Record extracts>
Start of Block

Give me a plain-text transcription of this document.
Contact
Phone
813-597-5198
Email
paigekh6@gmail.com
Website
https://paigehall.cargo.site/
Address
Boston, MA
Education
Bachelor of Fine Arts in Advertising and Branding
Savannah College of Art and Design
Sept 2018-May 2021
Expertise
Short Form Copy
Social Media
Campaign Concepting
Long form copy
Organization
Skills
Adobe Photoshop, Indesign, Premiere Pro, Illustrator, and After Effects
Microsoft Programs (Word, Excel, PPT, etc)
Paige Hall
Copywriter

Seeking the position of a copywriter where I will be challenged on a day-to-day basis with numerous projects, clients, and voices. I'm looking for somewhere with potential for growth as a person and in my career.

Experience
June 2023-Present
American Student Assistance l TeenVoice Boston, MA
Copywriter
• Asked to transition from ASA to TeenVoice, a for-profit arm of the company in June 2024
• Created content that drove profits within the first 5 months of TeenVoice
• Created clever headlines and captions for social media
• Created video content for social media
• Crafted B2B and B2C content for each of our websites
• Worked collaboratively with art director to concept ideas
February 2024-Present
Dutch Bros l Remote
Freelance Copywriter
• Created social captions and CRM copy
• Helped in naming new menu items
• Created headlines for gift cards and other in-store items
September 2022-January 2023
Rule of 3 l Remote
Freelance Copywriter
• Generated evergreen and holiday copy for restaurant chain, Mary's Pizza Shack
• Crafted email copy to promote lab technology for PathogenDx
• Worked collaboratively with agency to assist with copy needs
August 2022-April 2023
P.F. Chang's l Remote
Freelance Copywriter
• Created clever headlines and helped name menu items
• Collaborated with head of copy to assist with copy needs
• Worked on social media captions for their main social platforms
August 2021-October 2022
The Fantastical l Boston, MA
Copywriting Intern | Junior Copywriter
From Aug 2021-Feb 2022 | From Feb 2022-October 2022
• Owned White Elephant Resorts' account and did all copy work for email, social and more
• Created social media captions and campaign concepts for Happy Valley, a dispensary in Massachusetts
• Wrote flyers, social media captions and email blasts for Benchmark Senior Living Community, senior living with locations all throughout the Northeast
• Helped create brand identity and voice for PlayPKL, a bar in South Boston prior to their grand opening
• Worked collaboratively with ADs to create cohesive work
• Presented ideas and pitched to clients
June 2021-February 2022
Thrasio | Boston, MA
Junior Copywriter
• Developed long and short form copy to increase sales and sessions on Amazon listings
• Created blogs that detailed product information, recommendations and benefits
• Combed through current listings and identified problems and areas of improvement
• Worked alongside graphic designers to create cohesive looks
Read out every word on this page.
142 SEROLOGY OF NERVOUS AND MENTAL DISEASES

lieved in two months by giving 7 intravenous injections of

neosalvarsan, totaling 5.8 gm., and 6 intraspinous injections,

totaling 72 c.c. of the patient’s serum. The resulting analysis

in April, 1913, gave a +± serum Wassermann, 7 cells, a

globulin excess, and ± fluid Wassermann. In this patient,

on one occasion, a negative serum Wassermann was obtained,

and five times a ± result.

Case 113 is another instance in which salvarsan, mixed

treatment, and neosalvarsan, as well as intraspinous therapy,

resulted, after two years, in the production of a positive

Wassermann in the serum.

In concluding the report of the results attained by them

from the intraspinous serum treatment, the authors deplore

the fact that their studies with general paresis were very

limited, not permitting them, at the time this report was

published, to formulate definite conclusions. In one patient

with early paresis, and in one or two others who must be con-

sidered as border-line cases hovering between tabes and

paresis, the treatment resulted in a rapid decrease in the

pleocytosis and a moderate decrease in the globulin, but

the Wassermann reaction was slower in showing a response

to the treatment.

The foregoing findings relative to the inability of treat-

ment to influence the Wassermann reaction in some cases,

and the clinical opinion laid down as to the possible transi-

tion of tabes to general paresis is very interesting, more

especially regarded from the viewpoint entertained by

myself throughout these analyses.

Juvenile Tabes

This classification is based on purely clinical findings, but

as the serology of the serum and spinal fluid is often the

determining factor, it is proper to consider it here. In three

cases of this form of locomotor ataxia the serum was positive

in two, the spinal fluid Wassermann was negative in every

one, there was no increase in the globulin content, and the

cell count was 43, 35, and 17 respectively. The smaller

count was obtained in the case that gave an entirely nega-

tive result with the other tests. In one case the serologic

End of Block

Task prompt> Check each line of the records above, and copy those that hold the word "needs".

Solved exercise>
• Worked collaboratively with agency to assist with copy needs
• Collaborated with head of copy to assist with copy needs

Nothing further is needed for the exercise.